* _Layout annotation data_:
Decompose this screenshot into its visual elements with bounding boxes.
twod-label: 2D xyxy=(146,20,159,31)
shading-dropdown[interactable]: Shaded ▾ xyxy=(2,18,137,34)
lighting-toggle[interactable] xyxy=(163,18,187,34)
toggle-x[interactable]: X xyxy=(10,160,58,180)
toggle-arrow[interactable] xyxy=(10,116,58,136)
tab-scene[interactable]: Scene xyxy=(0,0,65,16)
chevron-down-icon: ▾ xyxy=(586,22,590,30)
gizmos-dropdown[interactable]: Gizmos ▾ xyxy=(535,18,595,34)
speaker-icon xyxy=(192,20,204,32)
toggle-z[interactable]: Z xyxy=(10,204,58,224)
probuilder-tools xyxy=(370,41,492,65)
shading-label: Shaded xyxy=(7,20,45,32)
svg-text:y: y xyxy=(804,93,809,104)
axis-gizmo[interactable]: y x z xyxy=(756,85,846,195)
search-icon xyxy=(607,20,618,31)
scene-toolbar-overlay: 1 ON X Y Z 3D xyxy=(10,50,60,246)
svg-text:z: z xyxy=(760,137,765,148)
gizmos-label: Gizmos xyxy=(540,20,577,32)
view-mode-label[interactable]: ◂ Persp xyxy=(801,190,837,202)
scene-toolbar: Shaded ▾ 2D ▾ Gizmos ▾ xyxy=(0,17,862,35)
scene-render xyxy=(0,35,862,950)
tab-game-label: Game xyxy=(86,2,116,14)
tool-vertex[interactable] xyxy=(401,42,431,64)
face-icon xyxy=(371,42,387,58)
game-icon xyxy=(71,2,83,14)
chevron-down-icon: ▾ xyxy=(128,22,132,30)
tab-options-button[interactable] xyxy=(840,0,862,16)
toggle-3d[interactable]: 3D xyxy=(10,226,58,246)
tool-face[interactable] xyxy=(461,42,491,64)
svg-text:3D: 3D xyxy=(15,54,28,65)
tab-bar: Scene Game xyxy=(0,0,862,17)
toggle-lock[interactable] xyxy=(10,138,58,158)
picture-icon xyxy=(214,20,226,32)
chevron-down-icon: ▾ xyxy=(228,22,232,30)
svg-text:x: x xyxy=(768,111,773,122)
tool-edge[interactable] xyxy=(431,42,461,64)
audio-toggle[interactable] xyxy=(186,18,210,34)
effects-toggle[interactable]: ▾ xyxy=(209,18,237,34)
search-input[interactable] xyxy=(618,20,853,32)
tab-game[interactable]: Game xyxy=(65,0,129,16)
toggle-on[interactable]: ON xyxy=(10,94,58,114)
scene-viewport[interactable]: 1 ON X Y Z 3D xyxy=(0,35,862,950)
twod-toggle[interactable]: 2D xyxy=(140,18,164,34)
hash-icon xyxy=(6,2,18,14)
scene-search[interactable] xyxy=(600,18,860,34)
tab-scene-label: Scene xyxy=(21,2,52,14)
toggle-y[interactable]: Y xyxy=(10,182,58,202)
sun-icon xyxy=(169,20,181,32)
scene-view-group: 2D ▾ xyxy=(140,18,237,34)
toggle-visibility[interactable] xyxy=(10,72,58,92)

* _GIVEN TASK_: Reproduce verbatim the stretch from the first line of the entries through the line containing "tab-game[interactable]: Game xyxy=(65,0,129,16)", including both ends.

* _RESPONSE TO THIS EXERCISE_:
Decompose this screenshot into its visual elements with bounding boxes.
twod-label: 2D xyxy=(146,20,159,31)
shading-dropdown[interactable]: Shaded ▾ xyxy=(2,18,137,34)
lighting-toggle[interactable] xyxy=(163,18,187,34)
toggle-x[interactable]: X xyxy=(10,160,58,180)
toggle-arrow[interactable] xyxy=(10,116,58,136)
tab-scene[interactable]: Scene xyxy=(0,0,65,16)
chevron-down-icon: ▾ xyxy=(586,22,590,30)
gizmos-dropdown[interactable]: Gizmos ▾ xyxy=(535,18,595,34)
speaker-icon xyxy=(192,20,204,32)
toggle-z[interactable]: Z xyxy=(10,204,58,224)
probuilder-tools xyxy=(370,41,492,65)
shading-label: Shaded xyxy=(7,20,45,32)
svg-text:y: y xyxy=(804,93,809,104)
axis-gizmo[interactable]: y x z xyxy=(756,85,846,195)
search-icon xyxy=(607,20,618,31)
scene-toolbar-overlay: 1 ON X Y Z 3D xyxy=(10,50,60,246)
svg-text:z: z xyxy=(760,137,765,148)
gizmos-label: Gizmos xyxy=(540,20,577,32)
view-mode-label[interactable]: ◂ Persp xyxy=(801,190,837,202)
scene-toolbar: Shaded ▾ 2D ▾ Gizmos ▾ xyxy=(0,17,862,35)
scene-render xyxy=(0,35,862,950)
tab-game-label: Game xyxy=(86,2,116,14)
tool-vertex[interactable] xyxy=(401,42,431,64)
face-icon xyxy=(371,42,387,58)
game-icon xyxy=(71,2,83,14)
chevron-down-icon: ▾ xyxy=(128,22,132,30)
tab-options-button[interactable] xyxy=(840,0,862,16)
toggle-3d[interactable]: 3D xyxy=(10,226,58,246)
tool-face[interactable] xyxy=(461,42,491,64)
svg-text:3D: 3D xyxy=(15,54,28,65)
tab-bar: Scene Game xyxy=(0,0,862,17)
toggle-lock[interactable] xyxy=(10,138,58,158)
picture-icon xyxy=(214,20,226,32)
chevron-down-icon: ▾ xyxy=(228,22,232,30)
svg-text:x: x xyxy=(768,111,773,122)
tool-edge[interactable] xyxy=(431,42,461,64)
audio-toggle[interactable] xyxy=(186,18,210,34)
effects-toggle[interactable]: ▾ xyxy=(209,18,237,34)
search-input[interactable] xyxy=(618,20,853,32)
tab-game[interactable]: Game xyxy=(65,0,129,16)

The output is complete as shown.